What is being asked » Assemble all lines in which the string "Output" appears.

(Figure record listings)
*-*-*

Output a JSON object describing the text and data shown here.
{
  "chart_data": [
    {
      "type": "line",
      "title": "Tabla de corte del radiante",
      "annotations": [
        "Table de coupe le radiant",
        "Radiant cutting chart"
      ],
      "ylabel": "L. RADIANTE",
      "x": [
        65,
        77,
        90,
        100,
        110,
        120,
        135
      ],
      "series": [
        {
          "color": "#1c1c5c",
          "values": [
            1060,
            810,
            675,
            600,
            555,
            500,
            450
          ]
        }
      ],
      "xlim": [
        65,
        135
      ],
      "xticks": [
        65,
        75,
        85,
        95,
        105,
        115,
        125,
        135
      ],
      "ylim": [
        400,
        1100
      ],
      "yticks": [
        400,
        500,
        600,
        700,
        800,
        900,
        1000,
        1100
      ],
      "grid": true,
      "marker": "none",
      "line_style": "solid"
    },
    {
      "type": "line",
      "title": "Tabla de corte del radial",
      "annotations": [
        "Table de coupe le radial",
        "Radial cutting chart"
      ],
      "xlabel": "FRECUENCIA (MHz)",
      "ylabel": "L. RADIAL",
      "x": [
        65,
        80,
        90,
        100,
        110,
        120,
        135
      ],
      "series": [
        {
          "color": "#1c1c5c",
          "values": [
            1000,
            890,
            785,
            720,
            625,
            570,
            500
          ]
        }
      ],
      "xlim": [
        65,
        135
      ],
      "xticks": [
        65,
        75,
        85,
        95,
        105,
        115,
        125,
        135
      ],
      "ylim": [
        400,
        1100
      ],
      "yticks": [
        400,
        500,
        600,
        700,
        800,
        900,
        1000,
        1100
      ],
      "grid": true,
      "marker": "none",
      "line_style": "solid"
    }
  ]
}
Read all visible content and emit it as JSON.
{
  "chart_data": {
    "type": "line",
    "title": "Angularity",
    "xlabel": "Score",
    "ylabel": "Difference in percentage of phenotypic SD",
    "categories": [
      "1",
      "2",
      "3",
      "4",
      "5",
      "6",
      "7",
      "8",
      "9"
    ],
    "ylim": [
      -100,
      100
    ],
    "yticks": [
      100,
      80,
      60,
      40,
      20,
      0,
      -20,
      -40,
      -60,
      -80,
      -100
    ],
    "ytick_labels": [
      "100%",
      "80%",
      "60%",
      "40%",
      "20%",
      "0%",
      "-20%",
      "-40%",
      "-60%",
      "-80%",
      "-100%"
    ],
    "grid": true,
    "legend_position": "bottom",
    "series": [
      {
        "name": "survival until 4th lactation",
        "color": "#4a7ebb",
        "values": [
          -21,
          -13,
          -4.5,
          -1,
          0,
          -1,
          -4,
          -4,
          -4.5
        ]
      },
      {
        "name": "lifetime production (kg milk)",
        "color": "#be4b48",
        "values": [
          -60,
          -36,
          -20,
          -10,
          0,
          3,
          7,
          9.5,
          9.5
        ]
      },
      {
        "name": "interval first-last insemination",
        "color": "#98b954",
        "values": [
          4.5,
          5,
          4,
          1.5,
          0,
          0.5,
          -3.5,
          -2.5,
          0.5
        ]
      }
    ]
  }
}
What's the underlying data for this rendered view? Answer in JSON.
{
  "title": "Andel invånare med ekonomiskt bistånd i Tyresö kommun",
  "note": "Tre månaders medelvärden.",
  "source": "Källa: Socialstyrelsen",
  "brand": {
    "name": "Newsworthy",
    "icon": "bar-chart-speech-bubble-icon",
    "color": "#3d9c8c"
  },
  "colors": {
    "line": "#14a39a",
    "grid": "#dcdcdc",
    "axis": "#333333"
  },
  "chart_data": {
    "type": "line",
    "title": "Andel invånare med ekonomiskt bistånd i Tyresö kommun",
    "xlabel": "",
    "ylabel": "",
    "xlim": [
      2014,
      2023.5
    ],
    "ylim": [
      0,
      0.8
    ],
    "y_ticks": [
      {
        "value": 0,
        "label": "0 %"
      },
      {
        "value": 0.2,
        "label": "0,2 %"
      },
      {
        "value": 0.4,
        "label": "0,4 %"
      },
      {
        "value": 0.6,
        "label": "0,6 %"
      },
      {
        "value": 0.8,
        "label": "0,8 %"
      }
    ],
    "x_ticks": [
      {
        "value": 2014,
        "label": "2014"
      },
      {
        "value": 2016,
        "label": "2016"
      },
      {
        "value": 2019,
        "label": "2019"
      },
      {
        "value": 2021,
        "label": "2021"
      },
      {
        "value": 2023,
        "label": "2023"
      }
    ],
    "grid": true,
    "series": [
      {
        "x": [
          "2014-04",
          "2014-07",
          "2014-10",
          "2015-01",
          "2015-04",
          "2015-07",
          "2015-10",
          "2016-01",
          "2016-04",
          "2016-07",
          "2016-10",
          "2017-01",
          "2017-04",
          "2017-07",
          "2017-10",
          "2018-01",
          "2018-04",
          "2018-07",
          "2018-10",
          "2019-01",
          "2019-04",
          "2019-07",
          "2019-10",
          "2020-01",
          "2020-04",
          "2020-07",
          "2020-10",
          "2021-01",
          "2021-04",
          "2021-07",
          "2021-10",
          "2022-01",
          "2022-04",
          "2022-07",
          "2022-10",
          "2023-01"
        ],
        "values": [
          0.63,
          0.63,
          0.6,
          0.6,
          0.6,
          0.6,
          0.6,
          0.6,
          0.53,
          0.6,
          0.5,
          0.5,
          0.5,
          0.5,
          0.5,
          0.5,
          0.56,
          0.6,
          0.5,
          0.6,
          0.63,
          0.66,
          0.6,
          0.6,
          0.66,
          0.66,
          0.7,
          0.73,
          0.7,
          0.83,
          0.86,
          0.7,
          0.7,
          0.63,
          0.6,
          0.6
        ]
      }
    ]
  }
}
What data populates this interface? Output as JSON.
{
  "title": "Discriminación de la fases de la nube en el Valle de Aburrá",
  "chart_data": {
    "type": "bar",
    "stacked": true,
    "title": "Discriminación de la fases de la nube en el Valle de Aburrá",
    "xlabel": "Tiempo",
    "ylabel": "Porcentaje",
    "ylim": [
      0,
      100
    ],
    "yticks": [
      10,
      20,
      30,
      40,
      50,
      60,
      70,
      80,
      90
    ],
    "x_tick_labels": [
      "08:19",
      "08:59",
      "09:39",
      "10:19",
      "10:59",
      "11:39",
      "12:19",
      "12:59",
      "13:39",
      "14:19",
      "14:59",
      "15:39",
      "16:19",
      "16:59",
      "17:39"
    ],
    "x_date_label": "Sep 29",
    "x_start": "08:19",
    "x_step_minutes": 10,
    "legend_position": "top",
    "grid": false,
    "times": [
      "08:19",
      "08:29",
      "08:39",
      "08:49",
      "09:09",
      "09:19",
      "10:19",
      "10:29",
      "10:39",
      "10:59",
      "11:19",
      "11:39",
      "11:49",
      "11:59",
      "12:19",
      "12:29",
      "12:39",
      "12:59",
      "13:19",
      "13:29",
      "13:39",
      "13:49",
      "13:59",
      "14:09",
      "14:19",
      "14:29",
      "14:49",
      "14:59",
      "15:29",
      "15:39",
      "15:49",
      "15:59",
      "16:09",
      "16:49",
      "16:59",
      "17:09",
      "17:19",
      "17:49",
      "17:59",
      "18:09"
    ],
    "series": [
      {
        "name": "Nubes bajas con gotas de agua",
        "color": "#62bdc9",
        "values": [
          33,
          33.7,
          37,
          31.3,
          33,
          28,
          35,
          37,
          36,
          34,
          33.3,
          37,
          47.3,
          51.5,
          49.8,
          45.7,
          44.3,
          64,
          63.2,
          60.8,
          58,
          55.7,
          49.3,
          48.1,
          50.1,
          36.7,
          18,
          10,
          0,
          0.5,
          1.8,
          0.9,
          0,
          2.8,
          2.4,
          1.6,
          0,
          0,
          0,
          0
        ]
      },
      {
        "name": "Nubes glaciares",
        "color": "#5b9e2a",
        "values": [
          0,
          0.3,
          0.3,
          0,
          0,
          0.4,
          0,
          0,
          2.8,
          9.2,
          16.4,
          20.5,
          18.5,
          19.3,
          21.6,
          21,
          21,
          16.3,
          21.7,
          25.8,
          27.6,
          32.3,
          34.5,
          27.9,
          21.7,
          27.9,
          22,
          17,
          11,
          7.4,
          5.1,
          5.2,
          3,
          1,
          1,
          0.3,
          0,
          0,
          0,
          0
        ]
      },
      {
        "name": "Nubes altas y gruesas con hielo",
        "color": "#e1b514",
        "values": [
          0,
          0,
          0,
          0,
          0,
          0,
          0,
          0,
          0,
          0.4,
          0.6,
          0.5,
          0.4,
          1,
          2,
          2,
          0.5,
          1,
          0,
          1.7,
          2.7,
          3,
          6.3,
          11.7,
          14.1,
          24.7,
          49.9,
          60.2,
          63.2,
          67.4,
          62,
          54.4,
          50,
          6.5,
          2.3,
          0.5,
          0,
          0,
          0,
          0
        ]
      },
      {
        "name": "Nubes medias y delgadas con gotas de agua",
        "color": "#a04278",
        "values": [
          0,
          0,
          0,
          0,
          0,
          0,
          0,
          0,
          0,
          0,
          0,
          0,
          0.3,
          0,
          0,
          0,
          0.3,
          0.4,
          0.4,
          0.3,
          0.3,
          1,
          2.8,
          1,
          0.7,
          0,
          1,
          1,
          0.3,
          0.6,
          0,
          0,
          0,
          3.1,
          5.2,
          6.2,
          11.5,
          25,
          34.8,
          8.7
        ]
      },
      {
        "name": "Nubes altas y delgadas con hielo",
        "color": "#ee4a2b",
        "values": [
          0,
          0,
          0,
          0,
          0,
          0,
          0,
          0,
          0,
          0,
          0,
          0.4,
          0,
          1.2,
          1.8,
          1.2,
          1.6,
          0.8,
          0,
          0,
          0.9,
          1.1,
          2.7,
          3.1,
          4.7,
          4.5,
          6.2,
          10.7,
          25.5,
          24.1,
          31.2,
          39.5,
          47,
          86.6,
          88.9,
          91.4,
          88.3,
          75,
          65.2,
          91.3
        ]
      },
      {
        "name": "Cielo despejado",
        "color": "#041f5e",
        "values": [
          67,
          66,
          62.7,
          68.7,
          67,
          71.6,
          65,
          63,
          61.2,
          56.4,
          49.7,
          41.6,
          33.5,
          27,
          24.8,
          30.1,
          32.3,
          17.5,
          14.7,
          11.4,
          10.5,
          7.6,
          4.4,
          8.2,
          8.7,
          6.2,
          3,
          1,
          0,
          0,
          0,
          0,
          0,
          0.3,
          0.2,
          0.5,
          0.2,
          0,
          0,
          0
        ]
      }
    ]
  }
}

*-*-*

Result below »
Output a JSON object describing the text and data shown here.
What data populates this interface? Output as JSON.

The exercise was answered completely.